- [Material for this exercise]
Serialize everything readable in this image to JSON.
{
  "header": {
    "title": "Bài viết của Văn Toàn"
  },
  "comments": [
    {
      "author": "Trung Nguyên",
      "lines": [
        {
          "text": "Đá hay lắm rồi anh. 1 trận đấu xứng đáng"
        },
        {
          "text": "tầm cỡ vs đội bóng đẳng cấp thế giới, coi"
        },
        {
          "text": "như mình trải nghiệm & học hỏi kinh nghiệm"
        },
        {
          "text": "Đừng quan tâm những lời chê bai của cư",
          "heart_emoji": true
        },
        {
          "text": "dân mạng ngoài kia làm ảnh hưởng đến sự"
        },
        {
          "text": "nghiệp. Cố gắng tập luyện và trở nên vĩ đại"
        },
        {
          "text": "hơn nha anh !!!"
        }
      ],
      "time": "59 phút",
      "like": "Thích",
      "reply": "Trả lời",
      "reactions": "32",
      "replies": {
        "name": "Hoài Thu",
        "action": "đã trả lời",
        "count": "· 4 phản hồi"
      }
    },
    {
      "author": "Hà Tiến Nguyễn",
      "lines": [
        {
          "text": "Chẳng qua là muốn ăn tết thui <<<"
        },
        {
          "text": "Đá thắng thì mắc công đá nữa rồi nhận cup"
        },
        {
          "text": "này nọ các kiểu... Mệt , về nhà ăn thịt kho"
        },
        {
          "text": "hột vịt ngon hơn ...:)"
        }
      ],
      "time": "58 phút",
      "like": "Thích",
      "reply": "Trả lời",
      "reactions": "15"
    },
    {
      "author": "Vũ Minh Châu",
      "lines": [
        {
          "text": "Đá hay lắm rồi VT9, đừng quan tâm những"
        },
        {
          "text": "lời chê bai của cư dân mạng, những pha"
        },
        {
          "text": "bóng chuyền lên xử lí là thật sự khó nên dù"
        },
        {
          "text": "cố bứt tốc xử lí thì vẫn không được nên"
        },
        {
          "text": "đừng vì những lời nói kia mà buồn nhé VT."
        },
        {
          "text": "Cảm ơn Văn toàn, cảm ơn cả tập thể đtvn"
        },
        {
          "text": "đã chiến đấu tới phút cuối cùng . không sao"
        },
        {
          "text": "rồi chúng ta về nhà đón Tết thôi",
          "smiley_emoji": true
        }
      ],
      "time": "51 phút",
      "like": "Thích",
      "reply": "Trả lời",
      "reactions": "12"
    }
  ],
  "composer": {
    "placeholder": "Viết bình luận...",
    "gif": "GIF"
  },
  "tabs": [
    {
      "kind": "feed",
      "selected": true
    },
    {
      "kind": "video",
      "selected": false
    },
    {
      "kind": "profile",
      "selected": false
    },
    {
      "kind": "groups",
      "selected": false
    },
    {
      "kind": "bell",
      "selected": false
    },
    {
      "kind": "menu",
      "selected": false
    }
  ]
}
--
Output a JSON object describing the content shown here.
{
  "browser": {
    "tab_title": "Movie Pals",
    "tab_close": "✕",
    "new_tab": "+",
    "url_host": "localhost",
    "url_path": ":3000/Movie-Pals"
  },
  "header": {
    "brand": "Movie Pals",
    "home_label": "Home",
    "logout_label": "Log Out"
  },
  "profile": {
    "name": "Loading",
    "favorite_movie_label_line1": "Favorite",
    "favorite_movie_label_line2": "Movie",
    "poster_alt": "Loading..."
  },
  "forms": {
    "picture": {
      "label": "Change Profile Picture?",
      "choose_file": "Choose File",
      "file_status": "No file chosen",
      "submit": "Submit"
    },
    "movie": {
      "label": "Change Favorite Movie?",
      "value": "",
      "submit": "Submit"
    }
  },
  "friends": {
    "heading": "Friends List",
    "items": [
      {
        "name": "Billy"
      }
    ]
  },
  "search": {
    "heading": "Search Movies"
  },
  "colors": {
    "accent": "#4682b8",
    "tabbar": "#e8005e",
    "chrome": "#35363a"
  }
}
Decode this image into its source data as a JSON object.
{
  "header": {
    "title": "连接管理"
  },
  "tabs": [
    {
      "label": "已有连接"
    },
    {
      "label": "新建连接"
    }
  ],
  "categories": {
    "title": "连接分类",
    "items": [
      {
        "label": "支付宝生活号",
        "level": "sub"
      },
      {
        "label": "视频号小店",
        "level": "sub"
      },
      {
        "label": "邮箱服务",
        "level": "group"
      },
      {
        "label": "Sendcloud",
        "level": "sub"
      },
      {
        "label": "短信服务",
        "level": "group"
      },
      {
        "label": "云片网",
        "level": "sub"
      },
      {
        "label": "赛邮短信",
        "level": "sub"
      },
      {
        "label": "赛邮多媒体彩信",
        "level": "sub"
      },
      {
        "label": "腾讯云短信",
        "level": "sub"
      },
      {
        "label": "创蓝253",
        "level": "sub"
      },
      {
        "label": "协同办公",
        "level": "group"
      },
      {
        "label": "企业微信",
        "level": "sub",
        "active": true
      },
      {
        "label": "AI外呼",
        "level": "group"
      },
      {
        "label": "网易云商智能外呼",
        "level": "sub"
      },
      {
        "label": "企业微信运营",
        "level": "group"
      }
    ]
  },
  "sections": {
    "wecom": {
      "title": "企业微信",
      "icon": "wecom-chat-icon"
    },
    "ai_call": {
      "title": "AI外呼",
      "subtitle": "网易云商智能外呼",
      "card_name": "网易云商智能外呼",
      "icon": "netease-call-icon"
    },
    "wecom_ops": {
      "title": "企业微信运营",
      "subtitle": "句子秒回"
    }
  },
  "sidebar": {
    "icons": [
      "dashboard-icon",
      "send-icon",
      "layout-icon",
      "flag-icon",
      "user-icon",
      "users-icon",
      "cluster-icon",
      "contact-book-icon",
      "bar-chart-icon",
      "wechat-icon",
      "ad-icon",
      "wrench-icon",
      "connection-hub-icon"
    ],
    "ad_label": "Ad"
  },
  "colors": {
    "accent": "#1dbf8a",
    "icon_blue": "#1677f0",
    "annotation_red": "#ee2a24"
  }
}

- [Written exercise] Give only the number of lines in the records that contain the string "Change".

- [Finished exercise] 2